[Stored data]
-------------------------

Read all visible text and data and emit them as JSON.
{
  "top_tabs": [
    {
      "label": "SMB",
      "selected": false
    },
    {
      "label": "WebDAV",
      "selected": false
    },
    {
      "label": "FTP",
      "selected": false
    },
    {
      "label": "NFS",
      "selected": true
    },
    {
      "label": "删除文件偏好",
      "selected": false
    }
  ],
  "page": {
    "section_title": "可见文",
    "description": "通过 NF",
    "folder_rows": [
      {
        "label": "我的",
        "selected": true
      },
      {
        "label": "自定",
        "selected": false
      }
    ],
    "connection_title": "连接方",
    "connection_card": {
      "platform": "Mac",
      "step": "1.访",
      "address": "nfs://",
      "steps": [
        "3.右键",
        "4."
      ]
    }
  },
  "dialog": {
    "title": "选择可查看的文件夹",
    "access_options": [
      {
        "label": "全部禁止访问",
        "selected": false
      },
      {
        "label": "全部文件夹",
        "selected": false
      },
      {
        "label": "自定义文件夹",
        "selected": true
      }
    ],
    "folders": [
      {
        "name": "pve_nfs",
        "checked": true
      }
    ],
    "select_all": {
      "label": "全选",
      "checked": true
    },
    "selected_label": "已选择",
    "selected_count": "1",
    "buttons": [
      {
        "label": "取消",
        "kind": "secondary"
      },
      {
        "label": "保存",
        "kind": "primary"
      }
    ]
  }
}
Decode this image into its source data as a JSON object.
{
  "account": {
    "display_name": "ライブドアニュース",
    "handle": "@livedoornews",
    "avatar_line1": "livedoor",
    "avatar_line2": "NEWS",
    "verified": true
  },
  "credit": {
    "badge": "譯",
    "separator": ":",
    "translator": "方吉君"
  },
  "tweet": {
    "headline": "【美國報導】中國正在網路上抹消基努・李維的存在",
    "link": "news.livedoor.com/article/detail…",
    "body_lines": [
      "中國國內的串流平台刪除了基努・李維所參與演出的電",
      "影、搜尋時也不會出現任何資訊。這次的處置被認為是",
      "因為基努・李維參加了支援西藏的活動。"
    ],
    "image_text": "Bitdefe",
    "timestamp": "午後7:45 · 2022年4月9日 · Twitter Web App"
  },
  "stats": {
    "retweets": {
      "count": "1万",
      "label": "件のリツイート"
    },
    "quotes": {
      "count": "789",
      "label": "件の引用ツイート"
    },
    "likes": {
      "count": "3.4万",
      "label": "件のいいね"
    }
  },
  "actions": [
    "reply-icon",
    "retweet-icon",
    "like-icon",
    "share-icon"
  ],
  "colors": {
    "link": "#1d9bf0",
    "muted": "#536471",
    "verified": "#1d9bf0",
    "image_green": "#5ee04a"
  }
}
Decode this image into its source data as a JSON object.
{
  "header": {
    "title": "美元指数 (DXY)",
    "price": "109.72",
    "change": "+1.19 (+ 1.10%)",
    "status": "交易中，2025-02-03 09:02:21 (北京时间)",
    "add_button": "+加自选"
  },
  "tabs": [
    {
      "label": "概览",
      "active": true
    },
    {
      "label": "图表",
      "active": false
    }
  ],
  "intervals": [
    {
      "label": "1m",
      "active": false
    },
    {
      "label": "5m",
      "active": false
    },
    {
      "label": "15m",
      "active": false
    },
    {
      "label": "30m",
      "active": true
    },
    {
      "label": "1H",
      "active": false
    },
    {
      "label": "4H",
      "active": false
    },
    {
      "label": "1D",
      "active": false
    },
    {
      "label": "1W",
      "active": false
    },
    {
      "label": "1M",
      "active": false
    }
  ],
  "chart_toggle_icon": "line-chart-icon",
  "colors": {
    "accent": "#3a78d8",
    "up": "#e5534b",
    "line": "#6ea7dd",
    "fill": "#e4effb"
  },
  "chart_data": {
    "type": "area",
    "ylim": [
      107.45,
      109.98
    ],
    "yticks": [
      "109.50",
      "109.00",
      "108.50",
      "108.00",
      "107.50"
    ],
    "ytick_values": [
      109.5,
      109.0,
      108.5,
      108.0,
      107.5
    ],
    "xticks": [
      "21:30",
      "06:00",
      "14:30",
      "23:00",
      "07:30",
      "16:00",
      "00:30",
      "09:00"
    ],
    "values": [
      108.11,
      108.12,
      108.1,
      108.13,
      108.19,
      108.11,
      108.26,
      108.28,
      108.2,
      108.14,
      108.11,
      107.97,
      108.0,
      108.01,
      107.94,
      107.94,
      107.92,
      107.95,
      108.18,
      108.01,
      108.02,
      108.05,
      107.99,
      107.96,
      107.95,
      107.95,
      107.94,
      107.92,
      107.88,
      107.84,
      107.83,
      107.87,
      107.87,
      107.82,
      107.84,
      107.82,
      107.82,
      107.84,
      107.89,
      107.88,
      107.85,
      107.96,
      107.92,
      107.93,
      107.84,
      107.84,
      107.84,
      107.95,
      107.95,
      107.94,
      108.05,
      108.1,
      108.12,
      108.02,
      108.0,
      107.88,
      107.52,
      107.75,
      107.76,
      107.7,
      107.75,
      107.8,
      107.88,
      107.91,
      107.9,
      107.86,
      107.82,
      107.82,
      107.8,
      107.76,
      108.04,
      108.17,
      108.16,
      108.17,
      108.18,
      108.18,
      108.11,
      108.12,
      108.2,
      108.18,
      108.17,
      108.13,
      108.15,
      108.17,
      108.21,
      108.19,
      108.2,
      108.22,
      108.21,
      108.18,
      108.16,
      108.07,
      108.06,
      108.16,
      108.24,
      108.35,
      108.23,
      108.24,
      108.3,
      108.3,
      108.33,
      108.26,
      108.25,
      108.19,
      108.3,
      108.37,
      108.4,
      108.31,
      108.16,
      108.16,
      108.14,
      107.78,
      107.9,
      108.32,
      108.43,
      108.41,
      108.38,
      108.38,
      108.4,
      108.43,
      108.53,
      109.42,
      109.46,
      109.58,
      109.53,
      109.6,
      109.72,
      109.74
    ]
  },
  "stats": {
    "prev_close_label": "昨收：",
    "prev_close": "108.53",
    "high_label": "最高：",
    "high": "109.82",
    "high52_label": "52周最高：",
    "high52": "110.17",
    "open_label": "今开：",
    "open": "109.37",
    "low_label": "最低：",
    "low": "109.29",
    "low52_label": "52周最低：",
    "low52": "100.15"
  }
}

-------------------------

Direction:
Lines that hold the word "true" are the ones to return, every one of them.

Worked answer:
      "selected": true
        "selected": true
        "selected": true
        "checked": true
      "checked": true
    "verified": true
      "active": true
      "active": true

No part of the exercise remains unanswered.